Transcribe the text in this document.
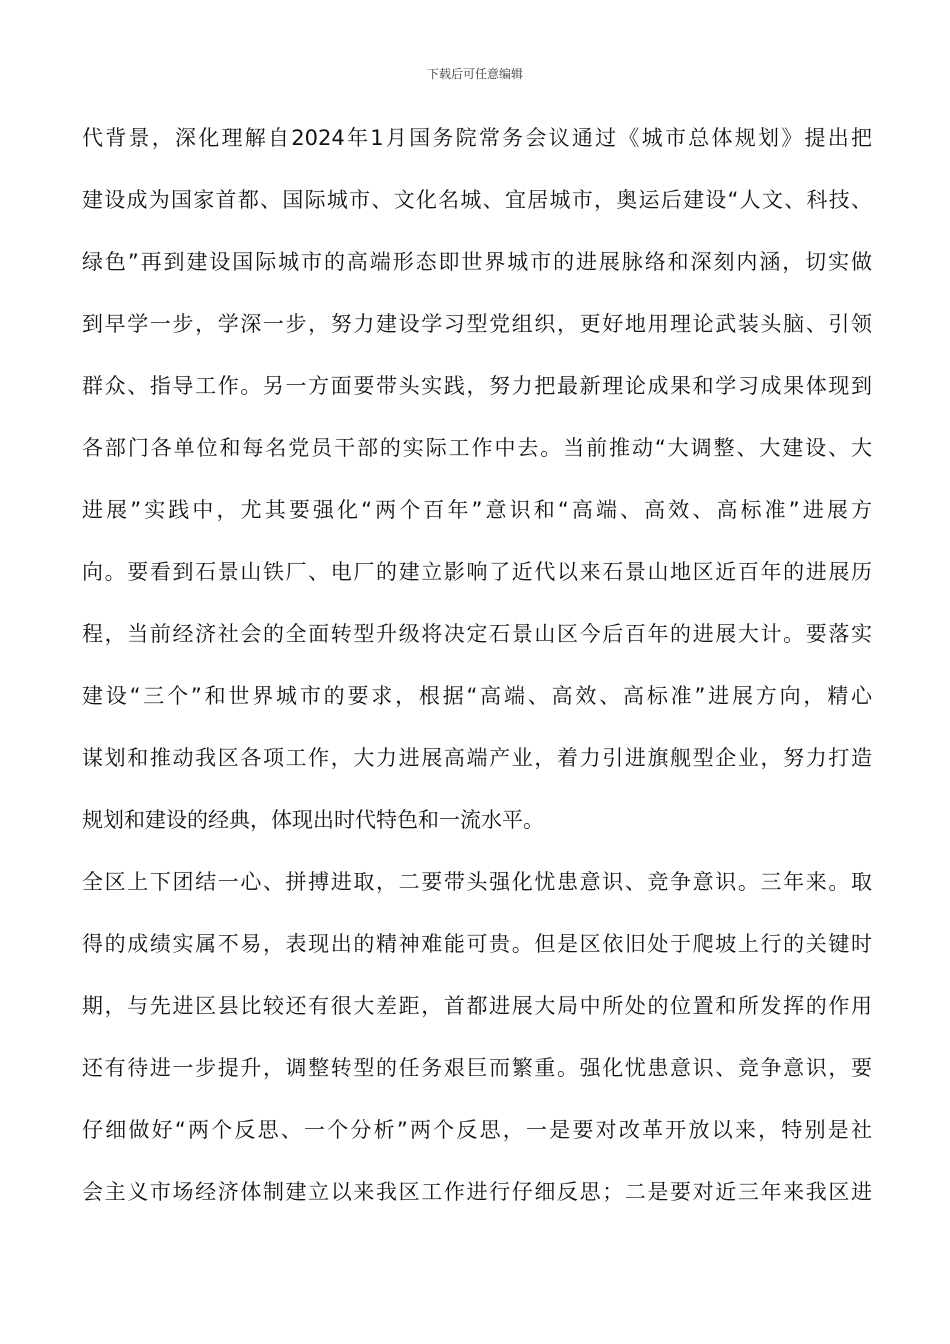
下载后可任意编辑
代背景，深化理解自2024年1月国务院常务会议通过《城市总体规划》提出把
建设成为国家首都、国际城市、文化名城、宜居城市，奥运后建设“人文、科技、
绿色”再到建设国际城市的高端形态即世界城市的进展脉络和深刻内涵，切实做
到早学一步，学深一步，努力建设学习型党组织，更好地用理论武装头脑、引领
群众、指导工作。另一方面要带头实践，努力把最新理论成果和学习成果体现到
各部门各单位和每名党员干部的实际工作中去。当前推动“大调整、大建设、大
进展”实践中，尤其要强化“两个百年”意识和“高端、高效、高标准”进展方
向。要看到石景山铁厂、电厂的建立影响了近代以来石景山地区近百年的进展历
程，当前经济社会的全面转型升级将决定石景山区今后百年的进展大计。要落实
建设“三个”和世界城市的要求，根据“高端、高效、高标准”进展方向，精心
谋划和推动我区各项工作，大力进展高端产业，着力引进旗舰型企业，努力打造
规划和建设的经典，体现出时代特色和一流水平。
全区上下团结一心、拼搏进取，二要带头强化忧患意识、竞争意识。三年来。取
得的成绩实属不易，表现出的精神难能可贵。但是区依旧处于爬坡上行的关键时
期，与先进区县比较还有很大差距，首都进展大局中所处的位置和所发挥的作用
还有待进一步提升，调整转型的任务艰巨而繁重。强化忧患意识、竞争意识，要
仔细做好“两个反思、一个分析”两个反思，一是要对改革开放以来，特别是社
会主义市场经济体制建立以来我区工作进行仔细反思；二是要对近三年来我区进
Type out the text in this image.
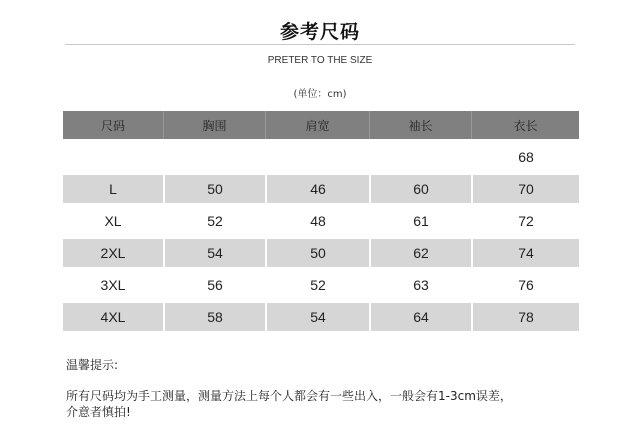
参考尺码
PRETER TO THE SIZE
(单位：cm)
尺码	胸围	肩宽	袖长	衣长
				68
L	50	46	60	70
XL	52	48	61	72
2XL	54	50	62	74
3XL	56	52	63	76
4XL	58	54	64	78
温馨提示:

所有尺码均为手工测量，测量方法上每个人都会有一些出入，一般会有1-3cm误差，

介意者慎拍!
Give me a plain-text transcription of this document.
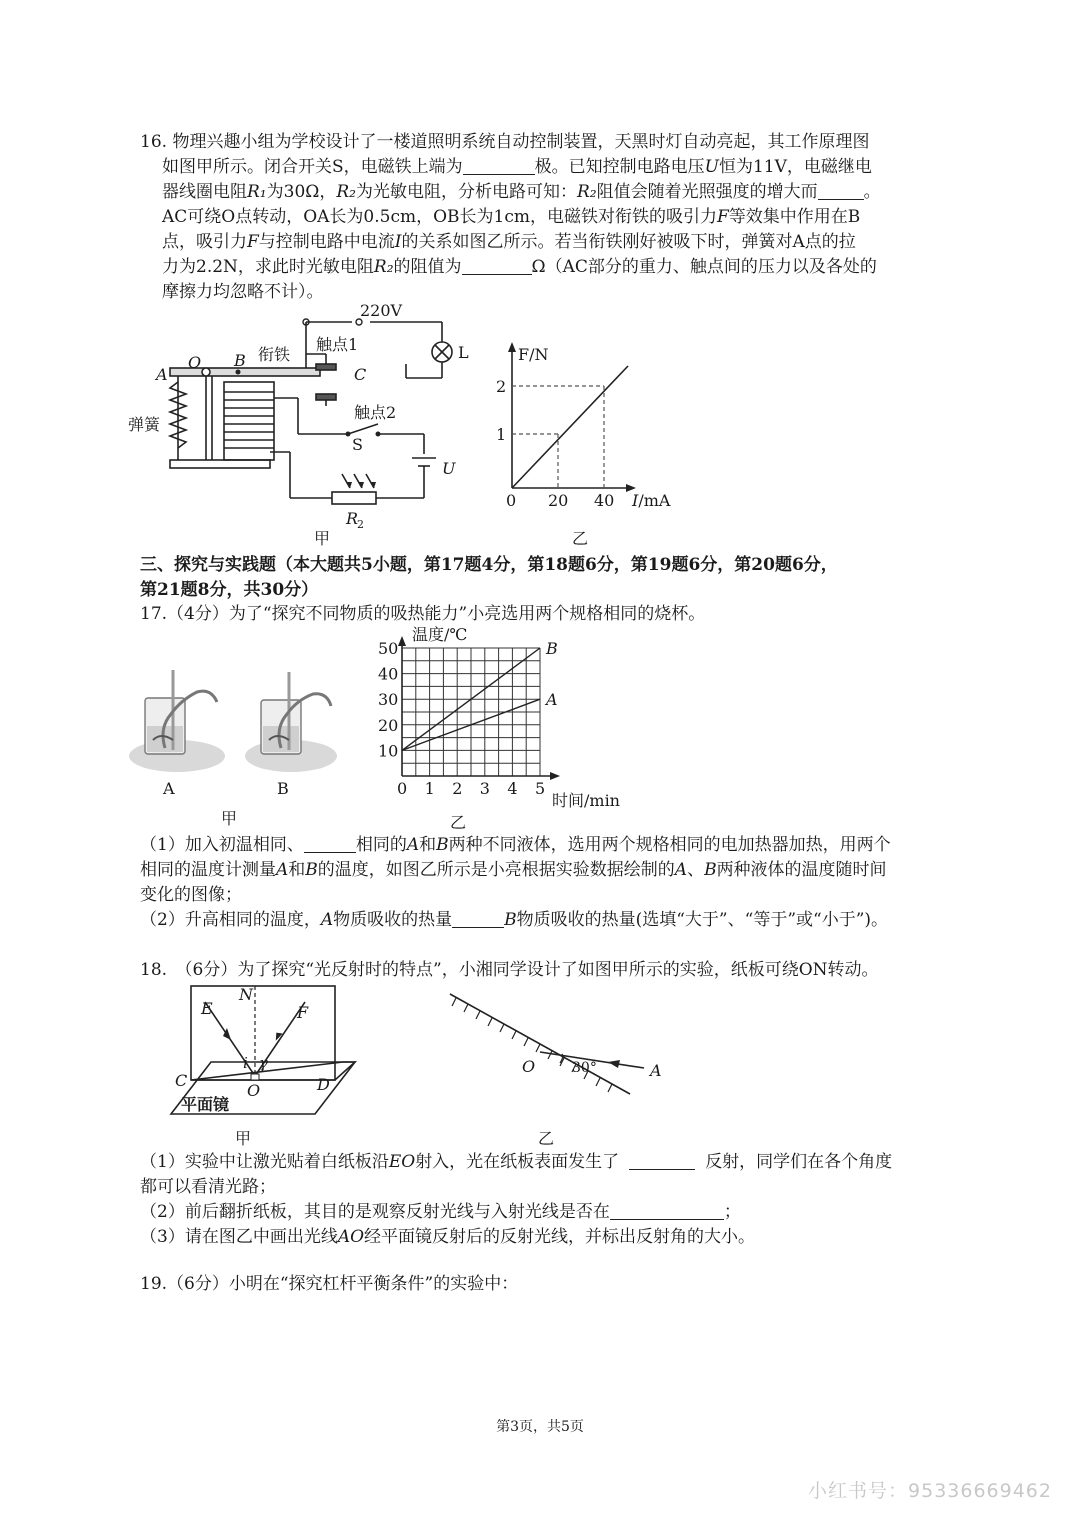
16. 物理兴趣小组为学校设计了一楼道照明系统自动控制装置，天黑时灯自动亮起，其工作原理图
如图甲所示。闭合开关S，电磁铁上端为	极。已知控制电路电压U恒为11V，电磁继电
器线圈电阻R₁为30Ω，R₂为光敏电阻，分析电路可知：R₂阻值会随着光照强度的增大而	。
AC可绕O点转动，OA长为0.5cm，OB长为1cm，电磁铁对衔铁的吸引力F等效集中作用在B
点，吸引力F与控制电路中电流I的关系如图乙所示。若当衔铁刚好被吸下时，弹簧对A点的拉
力为2.2N，求此时光敏电阻R₂的阻值为	Ω（AC部分的重力、触点间的压力以及各处的
摩擦力均忽略不计）。
220V
L
O B
A	C
衔铁
触点1
触点2
弹簧
S
U
R
2
甲
F/N
2
1
0 20 40 I/mA
乙
三、探究与实践题（本大题共5小题，第17题4分，第18题6分，第19题6分，第20题6分，
第21题8分，共30分）
17.（4分）为了“探究不同物质的吸热能力”小亮选用两个规格相同的烧杯。
A	B
甲
0 1 2 3 4 5
10
20
30
40
50	B
A
温度/℃
时间/min
乙
（1）加入初温相同、	相同的A和B两种不同液体，选用两个规格相同的电加热器加热，用两个
相同的温度计测量A和B的温度，如图乙所示是小亮根据实验数据绘制的A、B两种液体的温度随时间
变化的图像；
（2）升高相同的温度，A物质吸收的热量	B物质吸收的热量(选填“大于”、“等于”或“小于”)。
18.　（6分）为了探究“光反射时的特点”，小湘同学设计了如图甲所示的实验，纸板可绕ON转动。
E
N
F
i γ
C
O	D
平面镜
甲
O	30°	A
乙
（1）实验中让激光贴着白纸板沿EO射入，光在纸板表面发生了	反射，同学们在各个角度
都可以看清光路；
（2）前后翻折纸板，其目的是观察反射光线与入射光线是否在	；
（3）请在图乙中画出光线AO经平面镜反射后的反射光线，并标出反射角的大小。
19.（6分）小明在“探究杠杆平衡条件”的实验中：
第3页，共5页
小红书号：95336669462
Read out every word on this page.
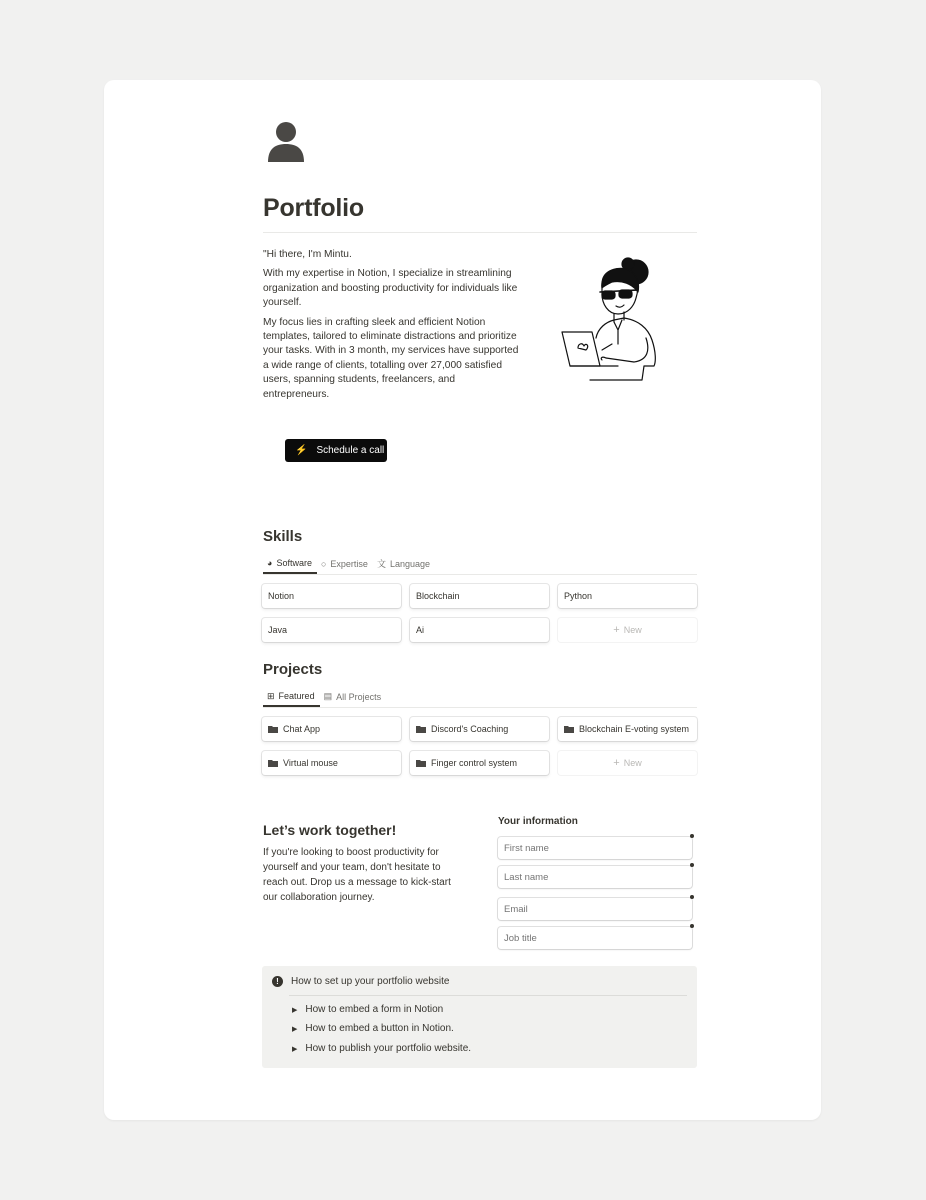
Portfolio

"Hi there, I'm Mintu.

With my expertise in Notion, I specialize in streamlining organization and boosting productivity for individuals like yourself.

My focus lies in crafting sleek and efficient Notion templates, tailored to eliminate distractions and prioritize your tasks. With in 3 month, my services have supported a wide range of clients, totalling over 27,000 satisfied users, spanning students, freelancers, and entrepreneurs.

⚡ Schedule a call
Skills
◕ Software ○ Expertise 文 Language
Notion	Blockchain	Python
Java	Ai	+ New
Projects
⊞ Featured ▤ All Projects
Chat App	Discord's Coaching	Blockchain E-voting system
Virtual mouse	Finger control system	+ New
Let’s work together!
If you're looking to boost productivity for yourself and your team, don't hesitate to reach out. Drop us a message to kick-start our collaboration journey.
Your information
First name
Last name
Email
Job title
!	How to set up your portfolio website
▶ How to embed a form in Notion
▶ How to embed a button in Notion.
▶ How to publish your portfolio website.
▬▬▬▬▬▬▬▬▬▬
> [Work required]:
Find the lines above that contain the word "system" and collect them.

> [Task response]:
Chat App	Discord's Coaching	Blockchain E-voting system
Virtual mouse	Finger control system	+ New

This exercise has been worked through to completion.